[Dataset records]
=-=-=-=-=
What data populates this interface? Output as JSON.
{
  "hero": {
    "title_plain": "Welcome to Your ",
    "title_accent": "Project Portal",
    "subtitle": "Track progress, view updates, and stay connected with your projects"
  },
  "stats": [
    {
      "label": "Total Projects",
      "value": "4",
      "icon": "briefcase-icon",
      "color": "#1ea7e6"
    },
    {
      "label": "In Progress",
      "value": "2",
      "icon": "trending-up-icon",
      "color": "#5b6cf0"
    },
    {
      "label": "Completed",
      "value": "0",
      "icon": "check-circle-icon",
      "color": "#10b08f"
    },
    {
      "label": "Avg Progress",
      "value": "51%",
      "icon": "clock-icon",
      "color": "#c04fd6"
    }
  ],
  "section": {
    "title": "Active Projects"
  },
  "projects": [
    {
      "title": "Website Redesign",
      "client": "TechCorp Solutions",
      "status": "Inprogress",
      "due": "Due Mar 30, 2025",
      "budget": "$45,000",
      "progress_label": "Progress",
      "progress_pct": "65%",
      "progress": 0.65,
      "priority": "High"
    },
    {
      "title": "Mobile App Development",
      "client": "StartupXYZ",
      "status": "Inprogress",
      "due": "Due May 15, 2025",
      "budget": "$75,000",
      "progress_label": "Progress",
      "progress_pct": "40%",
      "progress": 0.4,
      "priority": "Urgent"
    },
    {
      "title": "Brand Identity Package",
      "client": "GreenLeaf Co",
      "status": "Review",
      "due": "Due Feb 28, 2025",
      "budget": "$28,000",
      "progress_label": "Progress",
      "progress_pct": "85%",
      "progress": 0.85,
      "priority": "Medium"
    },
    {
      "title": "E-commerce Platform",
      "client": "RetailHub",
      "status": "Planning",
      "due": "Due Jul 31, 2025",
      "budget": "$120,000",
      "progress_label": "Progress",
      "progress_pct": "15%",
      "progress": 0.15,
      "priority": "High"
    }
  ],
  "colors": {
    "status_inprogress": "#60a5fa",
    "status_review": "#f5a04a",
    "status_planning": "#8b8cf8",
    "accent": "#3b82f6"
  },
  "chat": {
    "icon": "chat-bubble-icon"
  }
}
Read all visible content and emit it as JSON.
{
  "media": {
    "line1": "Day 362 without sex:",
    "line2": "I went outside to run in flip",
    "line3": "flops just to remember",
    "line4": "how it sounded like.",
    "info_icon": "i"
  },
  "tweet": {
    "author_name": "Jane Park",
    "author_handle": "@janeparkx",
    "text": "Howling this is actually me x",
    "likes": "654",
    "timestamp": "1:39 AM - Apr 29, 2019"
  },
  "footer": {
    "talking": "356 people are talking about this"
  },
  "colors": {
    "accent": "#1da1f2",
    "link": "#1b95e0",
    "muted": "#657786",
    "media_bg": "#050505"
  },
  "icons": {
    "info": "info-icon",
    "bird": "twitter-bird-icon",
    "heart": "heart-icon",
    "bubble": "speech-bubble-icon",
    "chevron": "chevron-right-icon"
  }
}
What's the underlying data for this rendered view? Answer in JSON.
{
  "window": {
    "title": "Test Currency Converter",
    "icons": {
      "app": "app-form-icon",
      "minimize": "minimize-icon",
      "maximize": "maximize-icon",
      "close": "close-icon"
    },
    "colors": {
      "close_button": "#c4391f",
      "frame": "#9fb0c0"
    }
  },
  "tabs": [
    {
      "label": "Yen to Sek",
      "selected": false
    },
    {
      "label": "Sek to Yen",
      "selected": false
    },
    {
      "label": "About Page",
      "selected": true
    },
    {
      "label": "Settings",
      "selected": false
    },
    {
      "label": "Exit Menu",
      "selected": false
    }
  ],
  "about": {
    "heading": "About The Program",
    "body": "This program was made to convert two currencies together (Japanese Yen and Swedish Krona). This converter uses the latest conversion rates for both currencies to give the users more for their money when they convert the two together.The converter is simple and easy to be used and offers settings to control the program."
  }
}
=-=-=-=-=
* [Task to carry out]
Word for word, extract all the records.

* [Solution to this exercise]
What data populates this interface? Output as JSON.
{
  "hero": {
    "title_plain": "Welcome to Your ",
    "title_accent": "Project Portal",
    "subtitle": "Track progress, view updates, and stay connected with your projects"
  },
  "stats": [
    {
      "label": "Total Projects",
      "value": "4",
      "icon": "briefcase-icon",
      "color": "#1ea7e6"
    },
    {
      "label": "In Progress",
      "value": "2",
      "icon": "trending-up-icon",
      "color": "#5b6cf0"
    },
    {
      "label": "Completed",
      "value": "0",
      "icon": "check-circle-icon",
      "color": "#10b08f"
    },
    {
      "label": "Avg Progress",
      "value": "51%",
      "icon": "clock-icon",
      "color": "#c04fd6"
    }
  ],
  "section": {
    "title": "Active Projects"
  },
  "projects": [
    {
      "title": "Website Redesign",
      "client": "TechCorp Solutions",
      "status": "Inprogress",
      "due": "Due Mar 30, 2025",
      "budget": "$45,000",
      "progress_label": "Progress",
      "progress_pct": "65%",
      "progress": 0.65,
      "priority": "High"
    },
    {
      "title": "Mobile App Development",
      "client": "StartupXYZ",
      "status": "Inprogress",
      "due": "Due May 15, 2025",
      "budget": "$75,000",
      "progress_label": "Progress",
      "progress_pct": "40%",
      "progress": 0.4,
      "priority": "Urgent"
    },
    {
      "title": "Brand Identity Package",
      "client": "GreenLeaf Co",
      "status": "Review",
      "due": "Due Feb 28, 2025",
      "budget": "$28,000",
      "progress_label": "Progress",
      "progress_pct": "85%",
      "progress": 0.85,
      "priority": "Medium"
    },
    {
      "title": "E-commerce Platform",
      "client": "RetailHub",
      "status": "Planning",
      "due": "Due Jul 31, 2025",
      "budget": "$120,000",
      "progress_label": "Progress",
      "progress_pct": "15%",
      "progress": 0.15,
      "priority": "High"
    }
  ],
  "colors": {
    "status_inprogress": "#60a5fa",
    "status_review": "#f5a04a",
    "status_planning": "#8b8cf8",
    "accent": "#3b82f6"
  },
  "chat": {
    "icon": "chat-bubble-icon"
  }
}
Read all visible content and emit it as JSON.
{
  "media": {
    "line1": "Day 362 without sex:",
    "line2": "I went outside to run in flip",
    "line3": "flops just to remember",
    "line4": "how it sounded like.",
    "info_icon": "i"
  },
  "tweet": {
    "author_name": "Jane Park",
    "author_handle": "@janeparkx",
    "text": "Howling this is actually me x",
    "likes": "654",
    "timestamp": "1:39 AM - Apr 29, 2019"
  },
  "footer": {
    "talking": "356 people are talking about this"
  },
  "colors": {
    "accent": "#1da1f2",
    "link": "#1b95e0",
    "muted": "#657786",
    "media_bg": "#050505"
  },
  "icons": {
    "info": "info-icon",
    "bird": "twitter-bird-icon",
    "heart": "heart-icon",
    "bubble": "speech-bubble-icon",
    "chevron": "chevron-right-icon"
  }
}
What's the underlying data for this rendered view? Answer in JSON.
{
  "window": {
    "title": "Test Currency Converter",
    "icons": {
      "app": "app-form-icon",
      "minimize": "minimize-icon",
      "maximize": "maximize-icon",
      "close": "close-icon"
    },
    "colors": {
      "close_button": "#c4391f",
      "frame": "#9fb0c0"
    }
  },
  "tabs": [
    {
      "label": "Yen to Sek",
      "selected": false
    },
    {
      "label": "Sek to Yen",
      "selected": false
    },
    {
      "label": "About Page",
      "selected": true
    },
    {
      "label": "Settings",
      "selected": false
    },
    {
      "label": "Exit Menu",
      "selected": false
    }
  ],
  "about": {
    "heading": "About The Program",
    "body": "This program was made to convert two currencies together (Japanese Yen and Swedish Krona). This converter uses the latest conversion rates for both currencies to give the users more for their money when they convert the two together.The converter is simple and easy to be used and offers settings to control the program."
  }
}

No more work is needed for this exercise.